## [RECORDS SUPPLIED]
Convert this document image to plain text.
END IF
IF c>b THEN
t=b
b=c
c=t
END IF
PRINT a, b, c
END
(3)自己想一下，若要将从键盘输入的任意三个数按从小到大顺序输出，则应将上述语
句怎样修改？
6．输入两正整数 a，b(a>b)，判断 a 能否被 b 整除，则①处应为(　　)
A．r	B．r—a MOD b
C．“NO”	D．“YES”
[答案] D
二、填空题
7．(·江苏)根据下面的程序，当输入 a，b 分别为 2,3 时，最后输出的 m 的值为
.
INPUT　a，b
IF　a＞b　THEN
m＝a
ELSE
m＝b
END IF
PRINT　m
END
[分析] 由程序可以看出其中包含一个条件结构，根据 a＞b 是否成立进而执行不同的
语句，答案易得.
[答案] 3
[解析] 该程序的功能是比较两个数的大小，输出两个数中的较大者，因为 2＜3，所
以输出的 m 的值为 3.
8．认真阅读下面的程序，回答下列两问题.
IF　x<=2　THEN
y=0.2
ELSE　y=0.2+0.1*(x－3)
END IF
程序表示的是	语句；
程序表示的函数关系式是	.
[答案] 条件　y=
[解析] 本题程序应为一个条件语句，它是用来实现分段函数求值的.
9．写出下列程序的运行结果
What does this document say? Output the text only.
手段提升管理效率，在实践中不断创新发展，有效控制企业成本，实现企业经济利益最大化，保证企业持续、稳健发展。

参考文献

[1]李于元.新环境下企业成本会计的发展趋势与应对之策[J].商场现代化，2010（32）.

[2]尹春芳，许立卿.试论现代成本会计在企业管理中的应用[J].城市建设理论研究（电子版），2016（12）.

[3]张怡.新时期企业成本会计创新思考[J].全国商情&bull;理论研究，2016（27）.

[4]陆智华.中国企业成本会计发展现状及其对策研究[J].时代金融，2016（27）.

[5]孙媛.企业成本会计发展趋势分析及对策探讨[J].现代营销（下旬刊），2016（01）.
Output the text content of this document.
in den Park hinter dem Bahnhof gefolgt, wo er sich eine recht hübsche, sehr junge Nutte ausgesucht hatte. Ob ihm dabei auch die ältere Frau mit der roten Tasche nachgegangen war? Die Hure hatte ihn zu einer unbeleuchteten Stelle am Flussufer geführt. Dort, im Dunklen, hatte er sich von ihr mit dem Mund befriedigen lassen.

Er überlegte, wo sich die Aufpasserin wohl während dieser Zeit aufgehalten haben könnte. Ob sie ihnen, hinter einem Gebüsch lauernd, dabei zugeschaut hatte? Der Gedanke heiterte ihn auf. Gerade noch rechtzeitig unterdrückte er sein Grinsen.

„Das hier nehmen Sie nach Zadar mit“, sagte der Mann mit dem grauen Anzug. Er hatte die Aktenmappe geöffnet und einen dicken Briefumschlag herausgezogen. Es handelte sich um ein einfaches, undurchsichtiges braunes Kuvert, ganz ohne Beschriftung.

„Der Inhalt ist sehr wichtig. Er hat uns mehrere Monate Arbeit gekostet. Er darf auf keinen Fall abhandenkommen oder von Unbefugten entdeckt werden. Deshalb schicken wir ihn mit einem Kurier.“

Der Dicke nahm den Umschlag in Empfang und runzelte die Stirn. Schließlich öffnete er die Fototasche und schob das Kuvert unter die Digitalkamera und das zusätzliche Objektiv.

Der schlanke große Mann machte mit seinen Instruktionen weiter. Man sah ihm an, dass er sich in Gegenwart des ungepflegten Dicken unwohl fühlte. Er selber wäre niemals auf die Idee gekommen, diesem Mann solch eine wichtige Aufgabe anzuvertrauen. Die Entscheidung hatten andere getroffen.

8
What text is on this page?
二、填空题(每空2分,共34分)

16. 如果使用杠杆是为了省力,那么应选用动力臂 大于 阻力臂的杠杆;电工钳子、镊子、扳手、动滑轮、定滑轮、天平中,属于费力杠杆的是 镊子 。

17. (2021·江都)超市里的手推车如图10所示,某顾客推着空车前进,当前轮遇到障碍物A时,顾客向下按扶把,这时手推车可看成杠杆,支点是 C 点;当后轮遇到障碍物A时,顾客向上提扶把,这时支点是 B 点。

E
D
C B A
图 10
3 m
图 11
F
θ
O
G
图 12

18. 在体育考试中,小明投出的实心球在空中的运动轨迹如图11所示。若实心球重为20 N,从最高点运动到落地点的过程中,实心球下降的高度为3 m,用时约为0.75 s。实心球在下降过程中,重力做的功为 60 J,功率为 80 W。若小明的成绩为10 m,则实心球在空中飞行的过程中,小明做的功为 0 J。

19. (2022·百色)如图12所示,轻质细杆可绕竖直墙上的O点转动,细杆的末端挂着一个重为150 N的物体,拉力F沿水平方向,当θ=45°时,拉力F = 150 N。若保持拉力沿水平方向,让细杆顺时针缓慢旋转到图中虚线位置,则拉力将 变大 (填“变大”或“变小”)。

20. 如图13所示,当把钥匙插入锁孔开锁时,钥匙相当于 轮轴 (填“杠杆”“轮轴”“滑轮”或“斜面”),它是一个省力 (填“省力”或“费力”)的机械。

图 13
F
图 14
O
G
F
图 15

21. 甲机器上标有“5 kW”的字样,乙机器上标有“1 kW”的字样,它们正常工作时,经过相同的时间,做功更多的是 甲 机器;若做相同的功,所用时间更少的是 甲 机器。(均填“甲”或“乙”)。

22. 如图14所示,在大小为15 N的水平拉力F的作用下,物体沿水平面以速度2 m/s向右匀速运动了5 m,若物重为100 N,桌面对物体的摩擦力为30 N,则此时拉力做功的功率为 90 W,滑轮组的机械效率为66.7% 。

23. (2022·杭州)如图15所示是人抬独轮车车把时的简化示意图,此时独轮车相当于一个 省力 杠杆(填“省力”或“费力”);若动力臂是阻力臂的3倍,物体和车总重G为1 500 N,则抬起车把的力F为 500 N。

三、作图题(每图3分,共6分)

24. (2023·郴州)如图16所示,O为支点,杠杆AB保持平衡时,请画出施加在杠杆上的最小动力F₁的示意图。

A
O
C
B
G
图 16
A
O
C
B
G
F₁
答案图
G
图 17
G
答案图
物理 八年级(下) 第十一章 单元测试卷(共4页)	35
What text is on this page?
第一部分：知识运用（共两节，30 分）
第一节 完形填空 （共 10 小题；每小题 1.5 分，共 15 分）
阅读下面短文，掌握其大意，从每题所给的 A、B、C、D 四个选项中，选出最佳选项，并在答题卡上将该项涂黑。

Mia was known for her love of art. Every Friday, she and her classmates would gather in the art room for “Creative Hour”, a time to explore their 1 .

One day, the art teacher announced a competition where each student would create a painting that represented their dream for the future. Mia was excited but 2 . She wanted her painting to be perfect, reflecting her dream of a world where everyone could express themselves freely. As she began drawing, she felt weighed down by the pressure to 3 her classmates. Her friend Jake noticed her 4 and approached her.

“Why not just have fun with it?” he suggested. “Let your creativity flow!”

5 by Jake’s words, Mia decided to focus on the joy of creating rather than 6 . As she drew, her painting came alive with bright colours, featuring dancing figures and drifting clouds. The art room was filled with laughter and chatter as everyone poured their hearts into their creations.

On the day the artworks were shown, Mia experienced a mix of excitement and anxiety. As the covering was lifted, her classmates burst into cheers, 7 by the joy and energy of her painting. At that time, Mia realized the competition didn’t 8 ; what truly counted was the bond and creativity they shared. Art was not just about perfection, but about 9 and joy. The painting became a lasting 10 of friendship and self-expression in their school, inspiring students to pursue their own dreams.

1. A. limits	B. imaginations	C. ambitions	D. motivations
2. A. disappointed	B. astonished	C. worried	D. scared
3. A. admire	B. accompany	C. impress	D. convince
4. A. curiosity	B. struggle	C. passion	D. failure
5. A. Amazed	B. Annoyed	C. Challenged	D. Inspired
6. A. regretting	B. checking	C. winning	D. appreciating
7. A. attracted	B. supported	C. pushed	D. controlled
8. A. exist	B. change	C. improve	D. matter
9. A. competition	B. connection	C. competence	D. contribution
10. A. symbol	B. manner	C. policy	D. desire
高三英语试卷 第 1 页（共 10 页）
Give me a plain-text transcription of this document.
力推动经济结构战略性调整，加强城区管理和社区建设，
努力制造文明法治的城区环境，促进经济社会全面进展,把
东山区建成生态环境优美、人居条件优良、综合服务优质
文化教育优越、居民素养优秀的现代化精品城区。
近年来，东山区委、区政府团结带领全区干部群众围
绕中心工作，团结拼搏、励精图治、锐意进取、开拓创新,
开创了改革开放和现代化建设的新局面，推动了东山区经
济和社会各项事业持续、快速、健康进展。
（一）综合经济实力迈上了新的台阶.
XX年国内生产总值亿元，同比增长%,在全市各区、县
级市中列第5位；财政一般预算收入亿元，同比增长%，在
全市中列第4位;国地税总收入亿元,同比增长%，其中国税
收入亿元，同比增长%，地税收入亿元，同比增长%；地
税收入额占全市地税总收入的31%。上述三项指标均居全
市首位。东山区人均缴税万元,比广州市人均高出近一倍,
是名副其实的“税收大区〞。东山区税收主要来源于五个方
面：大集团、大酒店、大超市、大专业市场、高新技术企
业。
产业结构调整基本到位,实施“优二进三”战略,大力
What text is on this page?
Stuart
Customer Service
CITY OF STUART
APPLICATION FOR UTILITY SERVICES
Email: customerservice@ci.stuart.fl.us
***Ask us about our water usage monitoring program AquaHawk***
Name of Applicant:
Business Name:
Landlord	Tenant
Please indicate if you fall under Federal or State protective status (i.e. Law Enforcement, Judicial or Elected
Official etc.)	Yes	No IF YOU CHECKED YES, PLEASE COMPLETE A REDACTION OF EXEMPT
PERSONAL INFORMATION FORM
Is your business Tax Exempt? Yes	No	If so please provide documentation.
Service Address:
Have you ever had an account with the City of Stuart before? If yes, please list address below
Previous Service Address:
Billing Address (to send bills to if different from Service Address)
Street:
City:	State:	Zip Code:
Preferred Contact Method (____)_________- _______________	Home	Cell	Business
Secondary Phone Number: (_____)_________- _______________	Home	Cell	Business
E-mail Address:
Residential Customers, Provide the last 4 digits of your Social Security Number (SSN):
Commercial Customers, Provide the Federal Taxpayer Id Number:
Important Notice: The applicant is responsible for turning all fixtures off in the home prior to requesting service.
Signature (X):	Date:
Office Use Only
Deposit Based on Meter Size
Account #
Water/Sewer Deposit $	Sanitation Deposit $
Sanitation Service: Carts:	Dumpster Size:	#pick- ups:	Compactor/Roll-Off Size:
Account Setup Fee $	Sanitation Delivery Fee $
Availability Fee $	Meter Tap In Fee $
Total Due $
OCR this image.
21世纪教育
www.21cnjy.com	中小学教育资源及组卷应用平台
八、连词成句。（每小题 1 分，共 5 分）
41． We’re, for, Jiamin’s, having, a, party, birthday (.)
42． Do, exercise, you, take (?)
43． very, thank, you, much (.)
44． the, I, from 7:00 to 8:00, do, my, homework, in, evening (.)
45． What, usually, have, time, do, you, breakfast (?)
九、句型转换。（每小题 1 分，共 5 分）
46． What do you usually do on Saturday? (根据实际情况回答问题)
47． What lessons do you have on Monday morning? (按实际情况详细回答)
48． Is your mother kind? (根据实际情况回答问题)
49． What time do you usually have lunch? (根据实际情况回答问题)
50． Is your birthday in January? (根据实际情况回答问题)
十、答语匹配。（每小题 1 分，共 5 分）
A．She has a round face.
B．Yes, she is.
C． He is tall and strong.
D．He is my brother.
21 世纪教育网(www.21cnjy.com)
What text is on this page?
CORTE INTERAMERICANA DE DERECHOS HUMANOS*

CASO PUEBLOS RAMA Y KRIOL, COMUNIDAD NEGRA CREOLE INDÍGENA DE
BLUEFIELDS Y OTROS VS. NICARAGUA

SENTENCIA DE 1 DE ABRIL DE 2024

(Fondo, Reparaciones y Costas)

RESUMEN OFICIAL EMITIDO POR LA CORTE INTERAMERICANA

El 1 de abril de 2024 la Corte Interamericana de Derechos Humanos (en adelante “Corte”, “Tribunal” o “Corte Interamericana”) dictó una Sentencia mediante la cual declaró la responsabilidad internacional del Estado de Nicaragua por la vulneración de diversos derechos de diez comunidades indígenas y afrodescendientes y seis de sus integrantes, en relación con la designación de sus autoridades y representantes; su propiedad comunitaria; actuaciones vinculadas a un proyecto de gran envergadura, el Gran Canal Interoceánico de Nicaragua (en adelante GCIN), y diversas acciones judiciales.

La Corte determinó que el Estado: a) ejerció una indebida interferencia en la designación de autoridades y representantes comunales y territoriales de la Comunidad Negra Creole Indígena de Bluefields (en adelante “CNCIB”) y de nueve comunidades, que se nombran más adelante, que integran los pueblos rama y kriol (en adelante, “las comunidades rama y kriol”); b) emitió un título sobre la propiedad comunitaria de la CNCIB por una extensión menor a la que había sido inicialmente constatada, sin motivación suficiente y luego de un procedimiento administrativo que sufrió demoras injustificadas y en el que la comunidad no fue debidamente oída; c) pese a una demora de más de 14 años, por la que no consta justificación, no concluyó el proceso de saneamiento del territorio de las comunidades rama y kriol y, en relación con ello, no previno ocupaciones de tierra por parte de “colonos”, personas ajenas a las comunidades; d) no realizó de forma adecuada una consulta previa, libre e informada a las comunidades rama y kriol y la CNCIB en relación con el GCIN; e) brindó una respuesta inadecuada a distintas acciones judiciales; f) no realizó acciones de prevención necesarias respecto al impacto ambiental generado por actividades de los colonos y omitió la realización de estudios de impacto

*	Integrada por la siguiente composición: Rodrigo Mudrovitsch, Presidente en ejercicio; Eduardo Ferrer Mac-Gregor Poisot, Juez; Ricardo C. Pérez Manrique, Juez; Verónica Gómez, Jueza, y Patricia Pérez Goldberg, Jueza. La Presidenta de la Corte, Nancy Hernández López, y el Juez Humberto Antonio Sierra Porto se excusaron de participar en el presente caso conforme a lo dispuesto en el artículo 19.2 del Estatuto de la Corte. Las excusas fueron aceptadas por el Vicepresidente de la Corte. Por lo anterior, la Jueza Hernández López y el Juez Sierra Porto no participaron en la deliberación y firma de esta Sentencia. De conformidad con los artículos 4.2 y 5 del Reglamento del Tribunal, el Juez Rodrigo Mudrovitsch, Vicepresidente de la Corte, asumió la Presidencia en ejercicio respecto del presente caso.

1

## [TASK TO CARRY OUT]
Find the lines above that include the string "would" and copy them.

## [RESULT]
Mia was known for her love of art. Every Friday, she and her classmates would gather in the art room for “Creative Hour”, a time to explore their 1 .
One day, the art teacher announced a competition where each student would create a painting that represented their dream for the future. Mia was excited but 2 . She wanted her painting to be perfect, reflecting her dream of a world where everyone could express themselves freely. As she began drawing, she felt weighed down by the pressure to 3 her classmates. Her friend Jake noticed her 4 and approached her.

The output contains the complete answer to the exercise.